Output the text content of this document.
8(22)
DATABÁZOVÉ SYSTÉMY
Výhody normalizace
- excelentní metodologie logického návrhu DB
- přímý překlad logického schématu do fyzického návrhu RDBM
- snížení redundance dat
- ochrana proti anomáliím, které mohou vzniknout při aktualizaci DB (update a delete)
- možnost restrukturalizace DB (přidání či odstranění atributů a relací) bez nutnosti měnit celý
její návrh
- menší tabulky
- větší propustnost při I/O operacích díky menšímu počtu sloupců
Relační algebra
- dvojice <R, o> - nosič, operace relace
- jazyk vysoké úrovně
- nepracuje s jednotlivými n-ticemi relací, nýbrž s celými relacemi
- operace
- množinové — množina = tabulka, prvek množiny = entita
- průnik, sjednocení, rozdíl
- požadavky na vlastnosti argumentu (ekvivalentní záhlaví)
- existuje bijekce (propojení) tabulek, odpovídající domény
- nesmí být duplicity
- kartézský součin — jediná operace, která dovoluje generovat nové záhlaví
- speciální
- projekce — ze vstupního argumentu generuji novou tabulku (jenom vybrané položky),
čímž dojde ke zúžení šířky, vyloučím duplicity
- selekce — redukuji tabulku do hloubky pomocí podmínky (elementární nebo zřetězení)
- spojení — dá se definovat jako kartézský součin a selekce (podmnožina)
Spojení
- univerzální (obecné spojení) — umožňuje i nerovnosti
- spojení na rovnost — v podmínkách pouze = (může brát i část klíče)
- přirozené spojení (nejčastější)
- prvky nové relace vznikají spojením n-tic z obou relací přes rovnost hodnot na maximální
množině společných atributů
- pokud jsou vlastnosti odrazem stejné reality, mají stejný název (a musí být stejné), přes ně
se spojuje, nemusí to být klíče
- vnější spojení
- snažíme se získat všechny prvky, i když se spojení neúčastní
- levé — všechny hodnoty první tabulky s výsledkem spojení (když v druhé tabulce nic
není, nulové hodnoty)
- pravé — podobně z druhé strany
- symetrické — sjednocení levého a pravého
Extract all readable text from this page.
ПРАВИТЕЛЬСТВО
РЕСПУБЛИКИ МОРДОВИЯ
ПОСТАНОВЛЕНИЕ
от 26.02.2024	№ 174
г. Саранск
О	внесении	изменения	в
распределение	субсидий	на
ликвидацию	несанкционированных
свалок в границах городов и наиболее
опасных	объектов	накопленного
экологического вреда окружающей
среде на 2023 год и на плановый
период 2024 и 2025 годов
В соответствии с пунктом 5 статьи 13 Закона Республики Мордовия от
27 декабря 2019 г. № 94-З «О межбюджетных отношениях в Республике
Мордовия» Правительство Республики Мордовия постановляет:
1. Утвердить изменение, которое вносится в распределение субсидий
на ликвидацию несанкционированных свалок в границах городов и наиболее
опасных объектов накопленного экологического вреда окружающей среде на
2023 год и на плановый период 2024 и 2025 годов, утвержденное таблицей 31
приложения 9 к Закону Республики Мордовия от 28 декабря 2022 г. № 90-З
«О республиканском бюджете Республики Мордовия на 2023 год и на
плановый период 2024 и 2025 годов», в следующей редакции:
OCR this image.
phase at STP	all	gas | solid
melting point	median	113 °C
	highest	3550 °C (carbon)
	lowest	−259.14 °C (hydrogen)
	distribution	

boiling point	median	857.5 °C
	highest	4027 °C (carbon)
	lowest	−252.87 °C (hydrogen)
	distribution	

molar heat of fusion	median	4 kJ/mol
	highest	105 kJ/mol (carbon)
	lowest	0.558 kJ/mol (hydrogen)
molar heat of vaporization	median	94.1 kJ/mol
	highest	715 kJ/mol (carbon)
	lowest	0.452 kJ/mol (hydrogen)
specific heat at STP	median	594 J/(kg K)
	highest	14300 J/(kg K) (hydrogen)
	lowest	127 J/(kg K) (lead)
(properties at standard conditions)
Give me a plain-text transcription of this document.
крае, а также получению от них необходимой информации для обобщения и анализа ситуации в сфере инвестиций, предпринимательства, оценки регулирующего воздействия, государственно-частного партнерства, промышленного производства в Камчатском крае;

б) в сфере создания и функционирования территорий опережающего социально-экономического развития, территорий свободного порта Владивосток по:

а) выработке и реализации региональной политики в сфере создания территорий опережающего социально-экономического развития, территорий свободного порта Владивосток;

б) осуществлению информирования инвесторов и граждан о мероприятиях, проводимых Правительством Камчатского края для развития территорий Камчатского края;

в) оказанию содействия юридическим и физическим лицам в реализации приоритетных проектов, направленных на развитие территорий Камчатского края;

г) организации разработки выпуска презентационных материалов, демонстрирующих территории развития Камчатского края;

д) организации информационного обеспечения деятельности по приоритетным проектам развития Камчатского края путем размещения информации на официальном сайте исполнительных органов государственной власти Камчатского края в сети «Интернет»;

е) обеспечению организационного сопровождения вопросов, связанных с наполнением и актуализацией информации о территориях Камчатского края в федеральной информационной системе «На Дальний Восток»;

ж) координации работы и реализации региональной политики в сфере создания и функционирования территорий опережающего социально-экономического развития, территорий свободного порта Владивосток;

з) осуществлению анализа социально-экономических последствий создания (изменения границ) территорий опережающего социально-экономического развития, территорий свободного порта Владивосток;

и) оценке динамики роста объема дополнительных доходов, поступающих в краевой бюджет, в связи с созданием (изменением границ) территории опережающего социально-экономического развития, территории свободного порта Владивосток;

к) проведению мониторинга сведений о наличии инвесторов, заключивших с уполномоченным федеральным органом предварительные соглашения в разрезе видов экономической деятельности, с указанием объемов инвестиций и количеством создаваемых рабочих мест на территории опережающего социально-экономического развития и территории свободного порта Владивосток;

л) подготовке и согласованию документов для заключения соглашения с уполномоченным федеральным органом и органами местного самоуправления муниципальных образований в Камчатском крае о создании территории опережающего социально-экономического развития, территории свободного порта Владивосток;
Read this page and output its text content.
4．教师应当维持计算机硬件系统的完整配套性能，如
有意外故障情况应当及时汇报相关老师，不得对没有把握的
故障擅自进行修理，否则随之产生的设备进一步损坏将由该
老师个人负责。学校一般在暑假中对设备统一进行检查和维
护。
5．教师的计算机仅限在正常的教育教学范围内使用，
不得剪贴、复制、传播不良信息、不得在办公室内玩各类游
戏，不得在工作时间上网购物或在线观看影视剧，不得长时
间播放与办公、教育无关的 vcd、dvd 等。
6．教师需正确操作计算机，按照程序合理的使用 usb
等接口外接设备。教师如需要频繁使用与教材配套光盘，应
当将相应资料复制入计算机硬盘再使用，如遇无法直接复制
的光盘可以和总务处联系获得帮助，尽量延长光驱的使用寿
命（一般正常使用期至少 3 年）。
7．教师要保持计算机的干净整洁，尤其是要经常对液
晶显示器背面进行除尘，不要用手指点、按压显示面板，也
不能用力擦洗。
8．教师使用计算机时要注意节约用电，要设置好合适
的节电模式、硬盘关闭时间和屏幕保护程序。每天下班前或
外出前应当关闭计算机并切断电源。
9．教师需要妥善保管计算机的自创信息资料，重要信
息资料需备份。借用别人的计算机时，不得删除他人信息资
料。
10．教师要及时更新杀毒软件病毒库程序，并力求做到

◇ ◇ ◇ ◇ ◇ ◇ ◇

Search the preceding listing for "границах" and extract every line where it is found.

свалок в границах городов и наиболее
на ликвидацию несанкционированных свалок в границах городов и наиболее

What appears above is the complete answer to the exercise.